**Dataset entries on figures**
"""

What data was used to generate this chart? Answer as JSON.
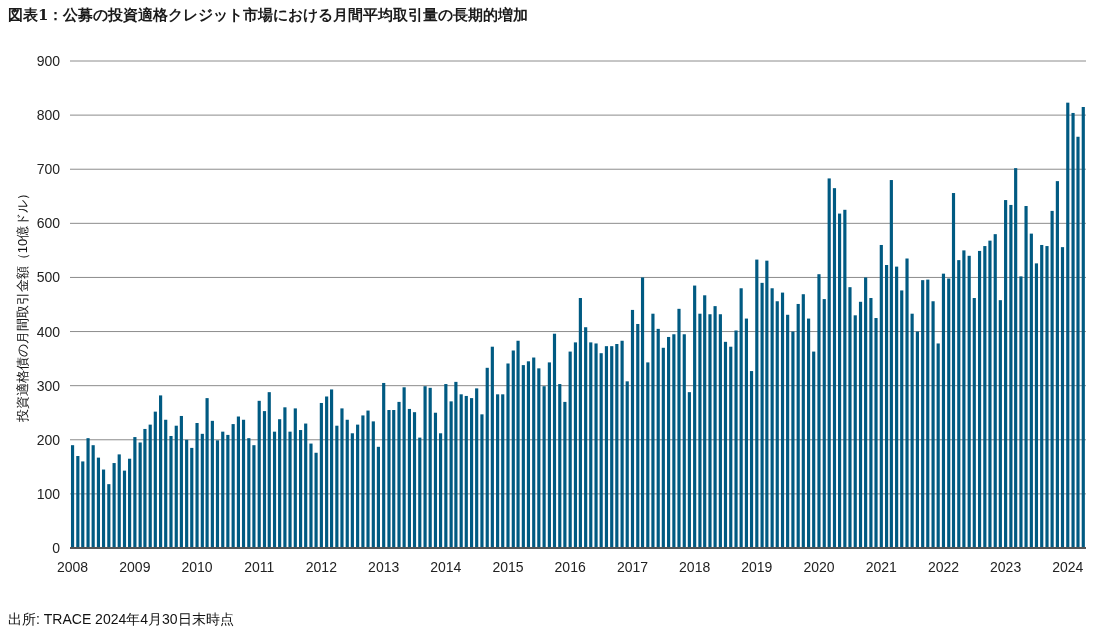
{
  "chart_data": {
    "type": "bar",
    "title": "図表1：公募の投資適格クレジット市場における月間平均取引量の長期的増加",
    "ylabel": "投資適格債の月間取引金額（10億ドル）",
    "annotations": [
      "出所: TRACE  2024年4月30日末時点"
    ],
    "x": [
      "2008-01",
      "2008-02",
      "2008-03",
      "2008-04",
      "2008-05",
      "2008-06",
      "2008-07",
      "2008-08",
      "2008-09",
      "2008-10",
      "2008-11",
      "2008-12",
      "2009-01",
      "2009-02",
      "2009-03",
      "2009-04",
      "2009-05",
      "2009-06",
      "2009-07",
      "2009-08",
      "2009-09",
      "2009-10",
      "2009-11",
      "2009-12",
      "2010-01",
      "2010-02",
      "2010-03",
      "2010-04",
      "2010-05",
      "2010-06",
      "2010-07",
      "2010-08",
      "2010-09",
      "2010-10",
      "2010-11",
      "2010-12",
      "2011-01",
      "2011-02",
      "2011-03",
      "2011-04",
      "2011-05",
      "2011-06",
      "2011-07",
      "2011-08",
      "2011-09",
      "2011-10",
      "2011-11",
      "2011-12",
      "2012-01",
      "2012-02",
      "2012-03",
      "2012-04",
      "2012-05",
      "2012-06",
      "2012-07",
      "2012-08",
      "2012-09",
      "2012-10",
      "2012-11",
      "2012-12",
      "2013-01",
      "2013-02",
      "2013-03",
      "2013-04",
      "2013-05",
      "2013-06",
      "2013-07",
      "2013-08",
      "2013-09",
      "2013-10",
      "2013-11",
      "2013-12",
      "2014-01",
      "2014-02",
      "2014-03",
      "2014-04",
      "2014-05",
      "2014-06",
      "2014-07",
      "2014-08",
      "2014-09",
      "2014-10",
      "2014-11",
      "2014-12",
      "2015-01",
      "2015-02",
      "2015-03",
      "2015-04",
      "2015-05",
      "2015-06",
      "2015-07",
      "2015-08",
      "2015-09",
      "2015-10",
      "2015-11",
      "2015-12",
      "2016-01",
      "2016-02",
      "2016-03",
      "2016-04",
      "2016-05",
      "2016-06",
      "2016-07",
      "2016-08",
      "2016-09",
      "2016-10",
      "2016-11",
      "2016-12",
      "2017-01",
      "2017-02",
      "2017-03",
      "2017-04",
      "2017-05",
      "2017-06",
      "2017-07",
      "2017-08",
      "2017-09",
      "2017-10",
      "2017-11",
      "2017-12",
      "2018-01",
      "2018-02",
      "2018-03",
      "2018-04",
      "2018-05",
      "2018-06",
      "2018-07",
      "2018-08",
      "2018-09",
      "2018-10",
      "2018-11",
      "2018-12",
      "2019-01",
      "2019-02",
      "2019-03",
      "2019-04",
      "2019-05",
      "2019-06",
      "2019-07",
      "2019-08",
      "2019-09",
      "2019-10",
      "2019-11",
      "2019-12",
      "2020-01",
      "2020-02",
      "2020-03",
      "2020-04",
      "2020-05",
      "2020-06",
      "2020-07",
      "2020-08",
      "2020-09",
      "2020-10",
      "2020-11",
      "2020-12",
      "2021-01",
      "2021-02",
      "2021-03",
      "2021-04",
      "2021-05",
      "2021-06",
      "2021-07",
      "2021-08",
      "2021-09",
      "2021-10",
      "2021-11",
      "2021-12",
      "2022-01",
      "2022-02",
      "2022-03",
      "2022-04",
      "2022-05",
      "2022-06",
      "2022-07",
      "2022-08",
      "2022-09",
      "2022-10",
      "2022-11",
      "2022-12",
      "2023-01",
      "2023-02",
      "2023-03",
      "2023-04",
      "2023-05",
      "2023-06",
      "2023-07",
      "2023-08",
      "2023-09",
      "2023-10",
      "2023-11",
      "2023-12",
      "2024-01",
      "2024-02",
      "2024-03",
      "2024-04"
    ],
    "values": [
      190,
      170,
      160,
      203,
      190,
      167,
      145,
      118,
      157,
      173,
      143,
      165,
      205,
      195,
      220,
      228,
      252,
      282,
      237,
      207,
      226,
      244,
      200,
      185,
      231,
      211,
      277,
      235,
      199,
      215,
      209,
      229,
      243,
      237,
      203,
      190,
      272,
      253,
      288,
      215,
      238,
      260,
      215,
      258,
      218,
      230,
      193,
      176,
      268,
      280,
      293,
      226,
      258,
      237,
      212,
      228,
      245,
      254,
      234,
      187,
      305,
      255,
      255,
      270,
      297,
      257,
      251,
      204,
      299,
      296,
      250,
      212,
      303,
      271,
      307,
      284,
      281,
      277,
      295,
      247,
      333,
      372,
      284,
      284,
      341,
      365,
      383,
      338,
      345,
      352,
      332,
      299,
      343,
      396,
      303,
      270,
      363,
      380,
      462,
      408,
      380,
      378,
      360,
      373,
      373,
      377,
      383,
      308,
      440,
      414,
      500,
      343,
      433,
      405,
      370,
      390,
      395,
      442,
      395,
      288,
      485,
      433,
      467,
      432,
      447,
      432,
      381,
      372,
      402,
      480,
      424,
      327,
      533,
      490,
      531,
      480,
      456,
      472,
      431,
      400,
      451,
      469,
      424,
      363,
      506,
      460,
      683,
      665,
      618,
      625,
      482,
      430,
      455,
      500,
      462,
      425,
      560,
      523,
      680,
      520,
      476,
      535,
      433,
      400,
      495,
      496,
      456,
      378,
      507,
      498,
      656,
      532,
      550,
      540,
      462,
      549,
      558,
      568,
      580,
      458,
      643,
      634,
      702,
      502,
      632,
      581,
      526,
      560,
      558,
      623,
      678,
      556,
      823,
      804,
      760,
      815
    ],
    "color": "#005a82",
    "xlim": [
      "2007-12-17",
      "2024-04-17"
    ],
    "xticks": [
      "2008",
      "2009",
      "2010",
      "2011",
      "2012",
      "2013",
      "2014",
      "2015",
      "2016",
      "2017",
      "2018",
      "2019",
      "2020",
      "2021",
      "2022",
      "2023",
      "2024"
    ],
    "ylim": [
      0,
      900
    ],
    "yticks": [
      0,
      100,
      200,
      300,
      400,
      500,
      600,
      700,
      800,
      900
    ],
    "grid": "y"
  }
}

"""

**Brief**
All entries must be written out again exactly as given, with no pictures in the copy.

**Result of this task**
What data was used to generate this chart? Answer as JSON.
{
  "chart_data": {
    "type": "bar",
    "title": "図表1：公募の投資適格クレジット市場における月間平均取引量の長期的増加",
    "ylabel": "投資適格債の月間取引金額（10億ドル）",
    "annotations": [
      "出所: TRACE  2024年4月30日末時点"
    ],
    "x": [
      "2008-01",
      "2008-02",
      "2008-03",
      "2008-04",
      "2008-05",
      "2008-06",
      "2008-07",
      "2008-08",
      "2008-09",
      "2008-10",
      "2008-11",
      "2008-12",
      "2009-01",
      "2009-02",
      "2009-03",
      "2009-04",
      "2009-05",
      "2009-06",
      "2009-07",
      "2009-08",
      "2009-09",
      "2009-10",
      "2009-11",
      "2009-12",
      "2010-01",
      "2010-02",
      "2010-03",
      "2010-04",
      "2010-05",
      "2010-06",
      "2010-07",
      "2010-08",
      "2010-09",
      "2010-10",
      "2010-11",
      "2010-12",
      "2011-01",
      "2011-02",
      "2011-03",
      "2011-04",
      "2011-05",
      "2011-06",
      "2011-07",
      "2011-08",
      "2011-09",
      "2011-10",
      "2011-11",
      "2011-12",
      "2012-01",
      "2012-02",
      "2012-03",
      "2012-04",
      "2012-05",
      "2012-06",
      "2012-07",
      "2012-08",
      "2012-09",
      "2012-10",
      "2012-11",
      "2012-12",
      "2013-01",
      "2013-02",
      "2013-03",
      "2013-04",
      "2013-05",
      "2013-06",
      "2013-07",
      "2013-08",
      "2013-09",
      "2013-10",
      "2013-11",
      "2013-12",
      "2014-01",
      "2014-02",
      "2014-03",
      "2014-04",
      "2014-05",
      "2014-06",
      "2014-07",
      "2014-08",
      "2014-09",
      "2014-10",
      "2014-11",
      "2014-12",
      "2015-01",
      "2015-02",
      "2015-03",
      "2015-04",
      "2015-05",
      "2015-06",
      "2015-07",
      "2015-08",
      "2015-09",
      "2015-10",
      "2015-11",
      "2015-12",
      "2016-01",
      "2016-02",
      "2016-03",
      "2016-04",
      "2016-05",
      "2016-06",
      "2016-07",
      "2016-08",
      "2016-09",
      "2016-10",
      "2016-11",
      "2016-12",
      "2017-01",
      "2017-02",
      "2017-03",
      "2017-04",
      "2017-05",
      "2017-06",
      "2017-07",
      "2017-08",
      "2017-09",
      "2017-10",
      "2017-11",
      "2017-12",
      "2018-01",
      "2018-02",
      "2018-03",
      "2018-04",
      "2018-05",
      "2018-06",
      "2018-07",
      "2018-08",
      "2018-09",
      "2018-10",
      "2018-11",
      "2018-12",
      "2019-01",
      "2019-02",
      "2019-03",
      "2019-04",
      "2019-05",
      "2019-06",
      "2019-07",
      "2019-08",
      "2019-09",
      "2019-10",
      "2019-11",
      "2019-12",
      "2020-01",
      "2020-02",
      "2020-03",
      "2020-04",
      "2020-05",
      "2020-06",
      "2020-07",
      "2020-08",
      "2020-09",
      "2020-10",
      "2020-11",
      "2020-12",
      "2021-01",
      "2021-02",
      "2021-03",
      "2021-04",
      "2021-05",
      "2021-06",
      "2021-07",
      "2021-08",
      "2021-09",
      "2021-10",
      "2021-11",
      "2021-12",
      "2022-01",
      "2022-02",
      "2022-03",
      "2022-04",
      "2022-05",
      "2022-06",
      "2022-07",
      "2022-08",
      "2022-09",
      "2022-10",
      "2022-11",
      "2022-12",
      "2023-01",
      "2023-02",
      "2023-03",
      "2023-04",
      "2023-05",
      "2023-06",
      "2023-07",
      "2023-08",
      "2023-09",
      "2023-10",
      "2023-11",
      "2023-12",
      "2024-01",
      "2024-02",
      "2024-03",
      "2024-04"
    ],
    "values": [
      190,
      170,
      160,
      203,
      190,
      167,
      145,
      118,
      157,
      173,
      143,
      165,
      205,
      195,
      220,
      228,
      252,
      282,
      237,
      207,
      226,
      244,
      200,
      185,
      231,
      211,
      277,
      235,
      199,
      215,
      209,
      229,
      243,
      237,
      203,
      190,
      272,
      253,
      288,
      215,
      238,
      260,
      215,
      258,
      218,
      230,
      193,
      176,
      268,
      280,
      293,
      226,
      258,
      237,
      212,
      228,
      245,
      254,
      234,
      187,
      305,
      255,
      255,
      270,
      297,
      257,
      251,
      204,
      299,
      296,
      250,
      212,
      303,
      271,
      307,
      284,
      281,
      277,
      295,
      247,
      333,
      372,
      284,
      284,
      341,
      365,
      383,
      338,
      345,
      352,
      332,
      299,
      343,
      396,
      303,
      270,
      363,
      380,
      462,
      408,
      380,
      378,
      360,
      373,
      373,
      377,
      383,
      308,
      440,
      414,
      500,
      343,
      433,
      405,
      370,
      390,
      395,
      442,
      395,
      288,
      485,
      433,
      467,
      432,
      447,
      432,
      381,
      372,
      402,
      480,
      424,
      327,
      533,
      490,
      531,
      480,
      456,
      472,
      431,
      400,
      451,
      469,
      424,
      363,
      506,
      460,
      683,
      665,
      618,
      625,
      482,
      430,
      455,
      500,
      462,
      425,
      560,
      523,
      680,
      520,
      476,
      535,
      433,
      400,
      495,
      496,
      456,
      378,
      507,
      498,
      656,
      532,
      550,
      540,
      462,
      549,
      558,
      568,
      580,
      458,
      643,
      634,
      702,
      502,
      632,
      581,
      526,
      560,
      558,
      623,
      678,
      556,
      823,
      804,
      760,
      815
    ],
    "color": "#005a82",
    "xlim": [
      "2007-12-17",
      "2024-04-17"
    ],
    "xticks": [
      "2008",
      "2009",
      "2010",
      "2011",
      "2012",
      "2013",
      "2014",
      "2015",
      "2016",
      "2017",
      "2018",
      "2019",
      "2020",
      "2021",
      "2022",
      "2023",
      "2024"
    ],
    "ylim": [
      0,
      900
    ],
    "yticks": [
      0,
      100,
      200,
      300,
      400,
      500,
      600,
      700,
      800,
      900
    ],
    "grid": "y"
  }
}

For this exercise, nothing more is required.